Stored data entries.
=======

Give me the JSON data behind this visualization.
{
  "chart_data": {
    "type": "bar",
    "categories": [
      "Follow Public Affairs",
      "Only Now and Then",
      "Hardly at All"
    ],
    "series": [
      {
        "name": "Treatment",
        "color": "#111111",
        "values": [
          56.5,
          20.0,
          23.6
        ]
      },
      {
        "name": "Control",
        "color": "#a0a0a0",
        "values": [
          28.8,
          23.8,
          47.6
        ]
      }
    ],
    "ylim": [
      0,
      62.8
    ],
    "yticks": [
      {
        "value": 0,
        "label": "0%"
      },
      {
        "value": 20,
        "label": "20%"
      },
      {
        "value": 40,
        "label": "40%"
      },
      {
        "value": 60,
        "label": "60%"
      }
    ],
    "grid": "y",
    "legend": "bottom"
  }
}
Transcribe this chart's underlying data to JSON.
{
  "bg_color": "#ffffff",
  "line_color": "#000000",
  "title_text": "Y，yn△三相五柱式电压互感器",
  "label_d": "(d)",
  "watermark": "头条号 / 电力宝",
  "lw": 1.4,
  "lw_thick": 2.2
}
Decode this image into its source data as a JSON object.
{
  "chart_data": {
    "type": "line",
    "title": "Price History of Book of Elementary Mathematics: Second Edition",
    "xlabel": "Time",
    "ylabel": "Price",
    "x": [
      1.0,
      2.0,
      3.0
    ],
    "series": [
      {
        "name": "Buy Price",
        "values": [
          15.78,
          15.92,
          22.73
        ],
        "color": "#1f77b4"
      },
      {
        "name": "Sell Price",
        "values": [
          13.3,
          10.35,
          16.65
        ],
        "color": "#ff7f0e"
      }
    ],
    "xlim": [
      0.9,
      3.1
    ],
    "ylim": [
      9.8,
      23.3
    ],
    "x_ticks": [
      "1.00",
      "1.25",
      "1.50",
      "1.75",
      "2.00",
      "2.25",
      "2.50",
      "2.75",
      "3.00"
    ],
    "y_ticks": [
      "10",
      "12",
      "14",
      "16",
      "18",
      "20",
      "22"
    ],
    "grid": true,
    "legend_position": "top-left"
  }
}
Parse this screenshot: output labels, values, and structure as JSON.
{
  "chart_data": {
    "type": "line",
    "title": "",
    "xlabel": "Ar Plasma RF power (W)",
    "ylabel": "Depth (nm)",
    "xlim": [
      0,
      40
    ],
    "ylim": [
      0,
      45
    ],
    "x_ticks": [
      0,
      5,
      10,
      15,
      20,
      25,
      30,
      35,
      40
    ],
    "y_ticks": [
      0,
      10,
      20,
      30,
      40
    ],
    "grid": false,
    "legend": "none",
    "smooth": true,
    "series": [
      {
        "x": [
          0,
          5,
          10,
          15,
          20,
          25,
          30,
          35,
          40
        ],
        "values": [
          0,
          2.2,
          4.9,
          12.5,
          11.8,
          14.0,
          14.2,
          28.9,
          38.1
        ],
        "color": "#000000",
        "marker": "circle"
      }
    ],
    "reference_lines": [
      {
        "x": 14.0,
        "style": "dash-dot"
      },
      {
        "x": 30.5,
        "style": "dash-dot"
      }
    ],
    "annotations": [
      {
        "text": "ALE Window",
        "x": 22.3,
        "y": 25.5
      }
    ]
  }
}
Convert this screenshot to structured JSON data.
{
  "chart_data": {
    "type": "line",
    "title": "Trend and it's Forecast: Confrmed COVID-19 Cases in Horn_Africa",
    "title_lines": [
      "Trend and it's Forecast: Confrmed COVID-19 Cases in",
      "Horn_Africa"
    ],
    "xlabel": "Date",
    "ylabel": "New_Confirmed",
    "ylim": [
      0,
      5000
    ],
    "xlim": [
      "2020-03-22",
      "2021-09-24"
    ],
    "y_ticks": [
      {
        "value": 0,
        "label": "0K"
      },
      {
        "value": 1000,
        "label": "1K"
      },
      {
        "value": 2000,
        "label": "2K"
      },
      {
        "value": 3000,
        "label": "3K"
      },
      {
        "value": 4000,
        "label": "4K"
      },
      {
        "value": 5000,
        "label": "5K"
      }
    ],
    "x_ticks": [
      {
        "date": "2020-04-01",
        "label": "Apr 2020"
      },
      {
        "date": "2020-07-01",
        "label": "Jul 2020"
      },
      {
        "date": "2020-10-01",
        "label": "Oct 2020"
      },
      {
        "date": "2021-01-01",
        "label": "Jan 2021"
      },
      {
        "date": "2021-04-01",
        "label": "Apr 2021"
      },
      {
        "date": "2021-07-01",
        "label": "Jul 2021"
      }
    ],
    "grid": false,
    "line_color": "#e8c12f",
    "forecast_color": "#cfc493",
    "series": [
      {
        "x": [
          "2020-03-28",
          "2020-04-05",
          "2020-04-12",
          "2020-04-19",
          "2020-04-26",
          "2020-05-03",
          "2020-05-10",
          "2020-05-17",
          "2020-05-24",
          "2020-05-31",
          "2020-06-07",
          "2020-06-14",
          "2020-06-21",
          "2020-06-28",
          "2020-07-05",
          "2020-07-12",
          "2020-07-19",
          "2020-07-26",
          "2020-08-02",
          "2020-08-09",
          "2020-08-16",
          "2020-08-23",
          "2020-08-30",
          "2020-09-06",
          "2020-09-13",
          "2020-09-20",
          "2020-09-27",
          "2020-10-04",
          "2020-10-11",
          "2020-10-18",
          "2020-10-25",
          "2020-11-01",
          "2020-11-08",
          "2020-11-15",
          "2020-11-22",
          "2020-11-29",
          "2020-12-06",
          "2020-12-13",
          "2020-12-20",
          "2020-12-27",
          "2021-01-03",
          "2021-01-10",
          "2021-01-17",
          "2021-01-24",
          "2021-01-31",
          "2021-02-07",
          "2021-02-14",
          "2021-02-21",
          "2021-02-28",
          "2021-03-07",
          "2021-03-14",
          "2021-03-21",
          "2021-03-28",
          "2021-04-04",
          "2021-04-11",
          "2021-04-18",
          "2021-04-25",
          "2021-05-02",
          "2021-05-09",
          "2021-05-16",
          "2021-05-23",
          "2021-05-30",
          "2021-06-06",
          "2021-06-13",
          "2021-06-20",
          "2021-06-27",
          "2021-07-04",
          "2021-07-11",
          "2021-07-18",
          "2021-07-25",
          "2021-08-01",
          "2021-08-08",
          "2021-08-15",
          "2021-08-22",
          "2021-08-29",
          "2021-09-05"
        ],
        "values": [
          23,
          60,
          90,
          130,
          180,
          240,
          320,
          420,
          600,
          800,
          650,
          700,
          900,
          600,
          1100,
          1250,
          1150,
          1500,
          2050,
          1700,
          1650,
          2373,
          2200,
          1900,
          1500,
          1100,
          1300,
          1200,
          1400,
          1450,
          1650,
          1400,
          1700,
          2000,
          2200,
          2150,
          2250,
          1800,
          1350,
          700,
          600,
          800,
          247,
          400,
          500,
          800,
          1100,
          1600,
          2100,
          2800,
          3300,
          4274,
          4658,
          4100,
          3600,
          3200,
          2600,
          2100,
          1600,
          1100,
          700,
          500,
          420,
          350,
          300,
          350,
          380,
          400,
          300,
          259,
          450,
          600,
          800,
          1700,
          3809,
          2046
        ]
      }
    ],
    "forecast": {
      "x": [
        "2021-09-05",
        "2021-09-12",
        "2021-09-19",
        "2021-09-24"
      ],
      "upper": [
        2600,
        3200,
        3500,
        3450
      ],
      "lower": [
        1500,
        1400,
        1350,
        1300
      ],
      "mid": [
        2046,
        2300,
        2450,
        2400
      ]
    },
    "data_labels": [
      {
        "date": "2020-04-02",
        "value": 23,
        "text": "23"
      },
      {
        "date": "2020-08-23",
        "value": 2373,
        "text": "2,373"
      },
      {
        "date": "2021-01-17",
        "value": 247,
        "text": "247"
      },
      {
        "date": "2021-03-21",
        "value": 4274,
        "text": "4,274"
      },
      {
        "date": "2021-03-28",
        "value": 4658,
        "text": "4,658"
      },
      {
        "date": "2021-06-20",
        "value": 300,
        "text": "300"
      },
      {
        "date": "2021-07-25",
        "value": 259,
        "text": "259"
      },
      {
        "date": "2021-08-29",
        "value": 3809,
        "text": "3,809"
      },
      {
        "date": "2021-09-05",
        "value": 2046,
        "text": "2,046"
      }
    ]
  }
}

=======

SHORT PROBLEM. Count up every line above that has the word "xlabel" in it; answer with the number alone.

CORRECT OUTPUT. 3